BEGIN Input records

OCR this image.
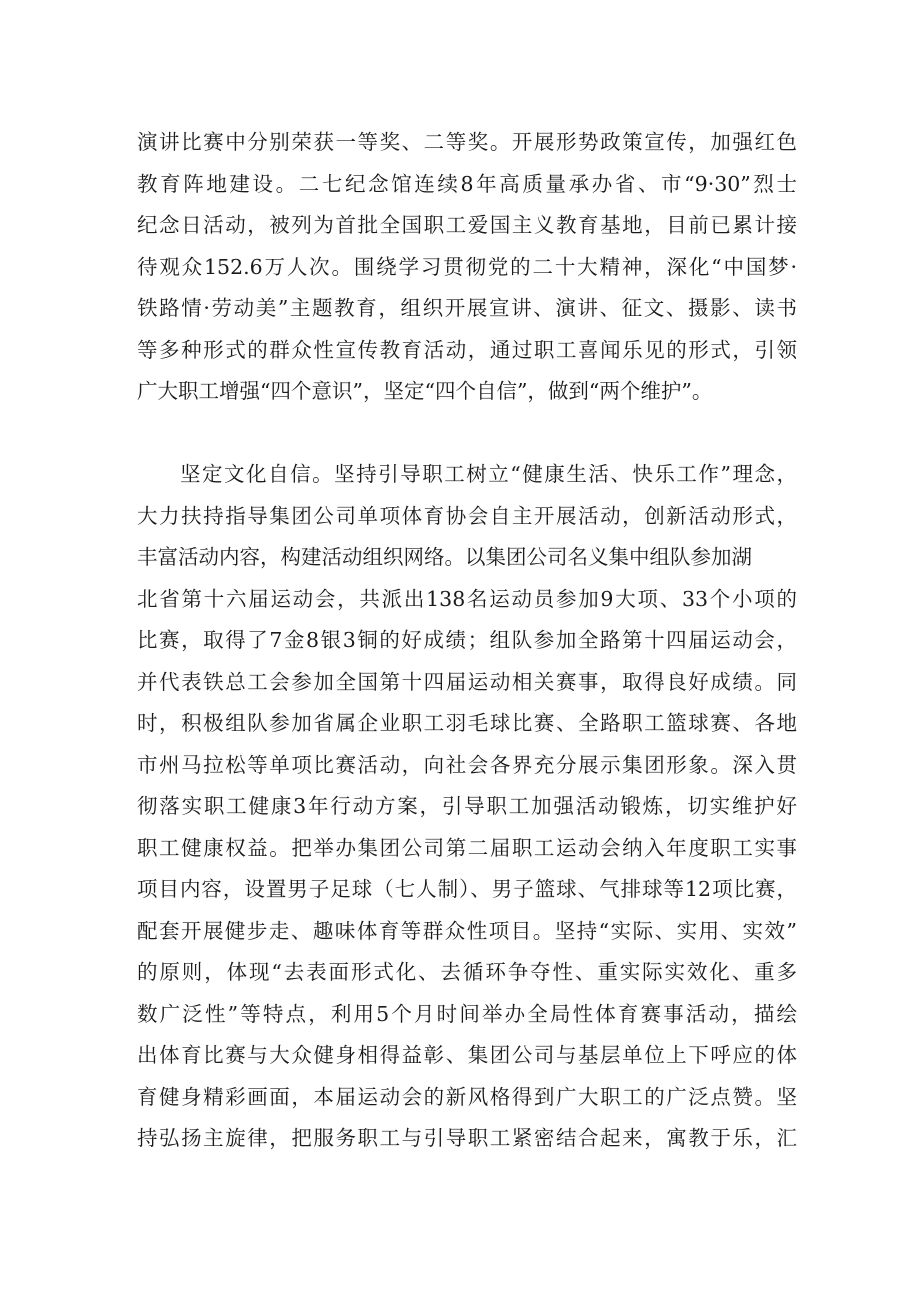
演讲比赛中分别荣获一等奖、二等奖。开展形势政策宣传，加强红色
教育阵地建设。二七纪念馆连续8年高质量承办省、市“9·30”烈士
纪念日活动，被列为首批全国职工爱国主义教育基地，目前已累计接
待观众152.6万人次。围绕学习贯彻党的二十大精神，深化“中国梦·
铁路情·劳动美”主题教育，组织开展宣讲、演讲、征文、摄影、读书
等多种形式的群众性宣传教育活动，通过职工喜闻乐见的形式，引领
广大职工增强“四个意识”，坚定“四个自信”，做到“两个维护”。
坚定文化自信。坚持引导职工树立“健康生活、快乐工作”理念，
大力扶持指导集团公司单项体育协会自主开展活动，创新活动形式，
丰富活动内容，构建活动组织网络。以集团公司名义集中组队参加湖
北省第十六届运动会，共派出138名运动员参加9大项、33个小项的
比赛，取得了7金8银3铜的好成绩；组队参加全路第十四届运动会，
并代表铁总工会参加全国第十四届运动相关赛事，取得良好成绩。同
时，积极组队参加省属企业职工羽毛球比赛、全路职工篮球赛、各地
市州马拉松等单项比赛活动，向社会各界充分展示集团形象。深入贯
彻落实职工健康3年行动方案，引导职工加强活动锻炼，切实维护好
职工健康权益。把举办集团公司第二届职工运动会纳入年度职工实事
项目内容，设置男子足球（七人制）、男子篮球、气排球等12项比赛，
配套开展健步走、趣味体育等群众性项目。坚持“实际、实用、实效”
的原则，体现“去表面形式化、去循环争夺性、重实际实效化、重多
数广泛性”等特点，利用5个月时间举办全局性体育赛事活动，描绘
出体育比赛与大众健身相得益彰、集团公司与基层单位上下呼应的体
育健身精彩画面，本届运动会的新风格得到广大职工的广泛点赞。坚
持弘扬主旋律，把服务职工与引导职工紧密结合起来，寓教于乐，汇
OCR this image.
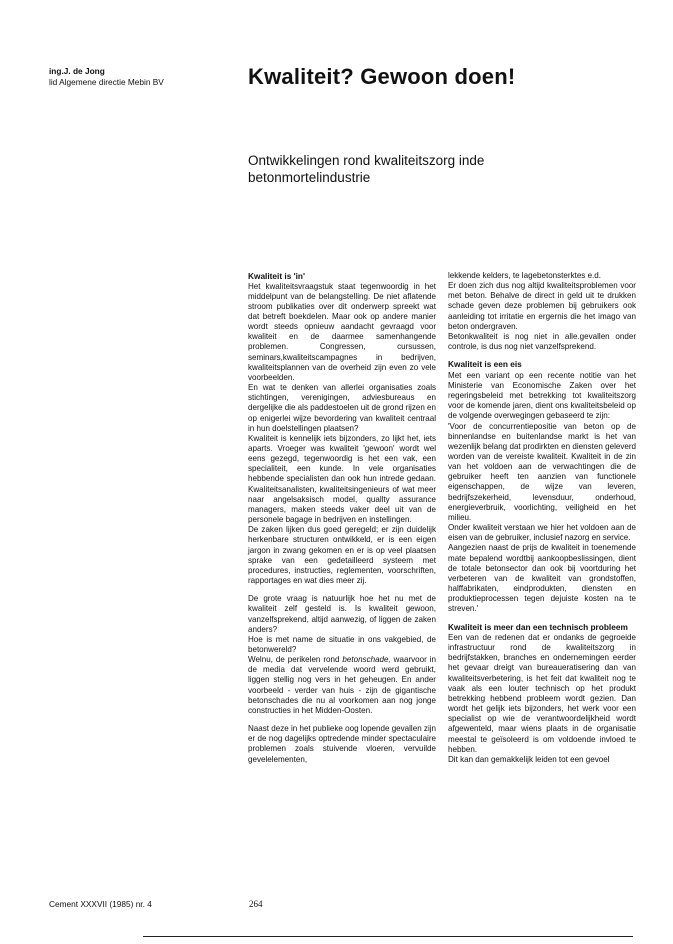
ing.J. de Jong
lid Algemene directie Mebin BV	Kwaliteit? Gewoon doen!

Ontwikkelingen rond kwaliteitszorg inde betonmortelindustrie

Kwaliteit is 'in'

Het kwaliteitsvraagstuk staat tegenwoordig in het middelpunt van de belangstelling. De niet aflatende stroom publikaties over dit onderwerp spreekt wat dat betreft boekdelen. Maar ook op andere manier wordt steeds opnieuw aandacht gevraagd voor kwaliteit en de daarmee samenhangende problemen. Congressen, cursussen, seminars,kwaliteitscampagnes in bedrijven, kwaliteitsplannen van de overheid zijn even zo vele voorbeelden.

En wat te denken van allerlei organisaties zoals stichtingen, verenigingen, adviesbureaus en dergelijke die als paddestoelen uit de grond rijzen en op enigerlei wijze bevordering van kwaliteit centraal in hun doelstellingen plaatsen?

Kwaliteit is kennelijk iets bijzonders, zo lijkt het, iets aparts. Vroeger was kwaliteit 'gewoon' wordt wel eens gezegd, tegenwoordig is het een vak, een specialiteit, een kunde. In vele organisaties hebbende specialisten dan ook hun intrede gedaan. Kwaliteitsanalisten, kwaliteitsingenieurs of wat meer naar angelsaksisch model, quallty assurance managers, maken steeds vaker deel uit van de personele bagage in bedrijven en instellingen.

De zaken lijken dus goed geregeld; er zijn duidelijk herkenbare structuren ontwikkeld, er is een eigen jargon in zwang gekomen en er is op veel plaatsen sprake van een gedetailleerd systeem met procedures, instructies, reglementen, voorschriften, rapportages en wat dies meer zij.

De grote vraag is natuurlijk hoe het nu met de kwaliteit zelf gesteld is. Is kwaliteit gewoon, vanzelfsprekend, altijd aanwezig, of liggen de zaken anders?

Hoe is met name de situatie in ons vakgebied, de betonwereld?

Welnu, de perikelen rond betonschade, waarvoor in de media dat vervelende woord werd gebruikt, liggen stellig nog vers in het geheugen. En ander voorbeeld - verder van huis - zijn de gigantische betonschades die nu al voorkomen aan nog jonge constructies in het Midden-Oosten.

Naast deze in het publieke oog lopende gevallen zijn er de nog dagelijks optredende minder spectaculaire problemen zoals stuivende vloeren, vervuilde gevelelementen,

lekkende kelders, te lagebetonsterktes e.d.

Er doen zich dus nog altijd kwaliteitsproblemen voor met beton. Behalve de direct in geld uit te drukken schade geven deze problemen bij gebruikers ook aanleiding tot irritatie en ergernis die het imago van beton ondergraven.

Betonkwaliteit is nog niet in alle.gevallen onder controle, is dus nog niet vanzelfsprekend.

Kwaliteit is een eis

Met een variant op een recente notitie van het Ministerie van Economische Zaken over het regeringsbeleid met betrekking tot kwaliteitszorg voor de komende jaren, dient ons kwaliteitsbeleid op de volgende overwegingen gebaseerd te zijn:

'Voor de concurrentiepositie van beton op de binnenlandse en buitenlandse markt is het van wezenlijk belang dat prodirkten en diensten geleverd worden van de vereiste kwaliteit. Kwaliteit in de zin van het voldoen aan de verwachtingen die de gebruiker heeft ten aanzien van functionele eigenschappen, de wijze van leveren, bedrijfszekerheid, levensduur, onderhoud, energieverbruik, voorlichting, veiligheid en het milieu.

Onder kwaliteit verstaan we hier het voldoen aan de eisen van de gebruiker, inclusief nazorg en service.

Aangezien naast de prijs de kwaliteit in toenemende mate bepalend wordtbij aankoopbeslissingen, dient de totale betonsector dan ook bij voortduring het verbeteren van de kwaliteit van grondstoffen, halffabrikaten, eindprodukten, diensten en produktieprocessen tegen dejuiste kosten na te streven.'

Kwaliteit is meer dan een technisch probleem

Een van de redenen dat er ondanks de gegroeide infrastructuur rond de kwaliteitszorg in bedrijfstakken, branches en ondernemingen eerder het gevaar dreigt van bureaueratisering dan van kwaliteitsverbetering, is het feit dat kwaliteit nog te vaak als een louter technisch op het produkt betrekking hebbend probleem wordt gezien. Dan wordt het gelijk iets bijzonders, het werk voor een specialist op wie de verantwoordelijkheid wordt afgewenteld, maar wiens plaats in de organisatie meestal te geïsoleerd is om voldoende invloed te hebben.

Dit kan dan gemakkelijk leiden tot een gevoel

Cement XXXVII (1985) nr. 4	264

END Input records

• [Description of the task] Your task is to transcribe all of the records precisely, with no images included.

• [Final result]
OCR this image.
演讲比赛中分别荣获一等奖、二等奖。开展形势政策宣传，加强红色
教育阵地建设。二七纪念馆连续8年高质量承办省、市“9·30”烈士
纪念日活动，被列为首批全国职工爱国主义教育基地，目前已累计接
待观众152.6万人次。围绕学习贯彻党的二十大精神，深化“中国梦·
铁路情·劳动美”主题教育，组织开展宣讲、演讲、征文、摄影、读书
等多种形式的群众性宣传教育活动，通过职工喜闻乐见的形式，引领
广大职工增强“四个意识”，坚定“四个自信”，做到“两个维护”。
坚定文化自信。坚持引导职工树立“健康生活、快乐工作”理念，
大力扶持指导集团公司单项体育协会自主开展活动，创新活动形式，
丰富活动内容，构建活动组织网络。以集团公司名义集中组队参加湖
北省第十六届运动会，共派出138名运动员参加9大项、33个小项的
比赛，取得了7金8银3铜的好成绩；组队参加全路第十四届运动会，
并代表铁总工会参加全国第十四届运动相关赛事，取得良好成绩。同
时，积极组队参加省属企业职工羽毛球比赛、全路职工篮球赛、各地
市州马拉松等单项比赛活动，向社会各界充分展示集团形象。深入贯
彻落实职工健康3年行动方案，引导职工加强活动锻炼，切实维护好
职工健康权益。把举办集团公司第二届职工运动会纳入年度职工实事
项目内容，设置男子足球（七人制）、男子篮球、气排球等12项比赛，
配套开展健步走、趣味体育等群众性项目。坚持“实际、实用、实效”
的原则，体现“去表面形式化、去循环争夺性、重实际实效化、重多
数广泛性”等特点，利用5个月时间举办全局性体育赛事活动，描绘
出体育比赛与大众健身相得益彰、集团公司与基层单位上下呼应的体
育健身精彩画面，本届运动会的新风格得到广大职工的广泛点赞。坚
持弘扬主旋律，把服务职工与引导职工紧密结合起来，寓教于乐，汇
OCR this image.
ing.J. de Jong
lid Algemene directie Mebin BV	Kwaliteit? Gewoon doen!

Ontwikkelingen rond kwaliteitszorg inde betonmortelindustrie

Kwaliteit is 'in'

Het kwaliteitsvraagstuk staat tegenwoordig in het middelpunt van de belangstelling. De niet aflatende stroom publikaties over dit onderwerp spreekt wat dat betreft boekdelen. Maar ook op andere manier wordt steeds opnieuw aandacht gevraagd voor kwaliteit en de daarmee samenhangende problemen. Congressen, cursussen, seminars,kwaliteitscampagnes in bedrijven, kwaliteitsplannen van de overheid zijn even zo vele voorbeelden.

En wat te denken van allerlei organisaties zoals stichtingen, verenigingen, adviesbureaus en dergelijke die als paddestoelen uit de grond rijzen en op enigerlei wijze bevordering van kwaliteit centraal in hun doelstellingen plaatsen?

Kwaliteit is kennelijk iets bijzonders, zo lijkt het, iets aparts. Vroeger was kwaliteit 'gewoon' wordt wel eens gezegd, tegenwoordig is het een vak, een specialiteit, een kunde. In vele organisaties hebbende specialisten dan ook hun intrede gedaan. Kwaliteitsanalisten, kwaliteitsingenieurs of wat meer naar angelsaksisch model, quallty assurance managers, maken steeds vaker deel uit van de personele bagage in bedrijven en instellingen.

De zaken lijken dus goed geregeld; er zijn duidelijk herkenbare structuren ontwikkeld, er is een eigen jargon in zwang gekomen en er is op veel plaatsen sprake van een gedetailleerd systeem met procedures, instructies, reglementen, voorschriften, rapportages en wat dies meer zij.

De grote vraag is natuurlijk hoe het nu met de kwaliteit zelf gesteld is. Is kwaliteit gewoon, vanzelfsprekend, altijd aanwezig, of liggen de zaken anders?

Hoe is met name de situatie in ons vakgebied, de betonwereld?

Welnu, de perikelen rond betonschade, waarvoor in de media dat vervelende woord werd gebruikt, liggen stellig nog vers in het geheugen. En ander voorbeeld - verder van huis - zijn de gigantische betonschades die nu al voorkomen aan nog jonge constructies in het Midden-Oosten.

Naast deze in het publieke oog lopende gevallen zijn er de nog dagelijks optredende minder spectaculaire problemen zoals stuivende vloeren, vervuilde gevelelementen,

lekkende kelders, te lagebetonsterktes e.d.

Er doen zich dus nog altijd kwaliteitsproblemen voor met beton. Behalve de direct in geld uit te drukken schade geven deze problemen bij gebruikers ook aanleiding tot irritatie en ergernis die het imago van beton ondergraven.

Betonkwaliteit is nog niet in alle.gevallen onder controle, is dus nog niet vanzelfsprekend.

Kwaliteit is een eis

Met een variant op een recente notitie van het Ministerie van Economische Zaken over het regeringsbeleid met betrekking tot kwaliteitszorg voor de komende jaren, dient ons kwaliteitsbeleid op de volgende overwegingen gebaseerd te zijn:

'Voor de concurrentiepositie van beton op de binnenlandse en buitenlandse markt is het van wezenlijk belang dat prodirkten en diensten geleverd worden van de vereiste kwaliteit. Kwaliteit in de zin van het voldoen aan de verwachtingen die de gebruiker heeft ten aanzien van functionele eigenschappen, de wijze van leveren, bedrijfszekerheid, levensduur, onderhoud, energieverbruik, voorlichting, veiligheid en het milieu.

Onder kwaliteit verstaan we hier het voldoen aan de eisen van de gebruiker, inclusief nazorg en service.

Aangezien naast de prijs de kwaliteit in toenemende mate bepalend wordtbij aankoopbeslissingen, dient de totale betonsector dan ook bij voortduring het verbeteren van de kwaliteit van grondstoffen, halffabrikaten, eindprodukten, diensten en produktieprocessen tegen dejuiste kosten na te streven.'

Kwaliteit is meer dan een technisch probleem

Een van de redenen dat er ondanks de gegroeide infrastructuur rond de kwaliteitszorg in bedrijfstakken, branches en ondernemingen eerder het gevaar dreigt van bureaueratisering dan van kwaliteitsverbetering, is het feit dat kwaliteit nog te vaak als een louter technisch op het produkt betrekking hebbend probleem wordt gezien. Dan wordt het gelijk iets bijzonders, het werk voor een specialist op wie de verantwoordelijkheid wordt afgewenteld, maar wiens plaats in de organisatie meestal te geïsoleerd is om voldoende invloed te hebben.

Dit kan dan gemakkelijk leiden tot een gevoel

Cement XXXVII (1985) nr. 4	264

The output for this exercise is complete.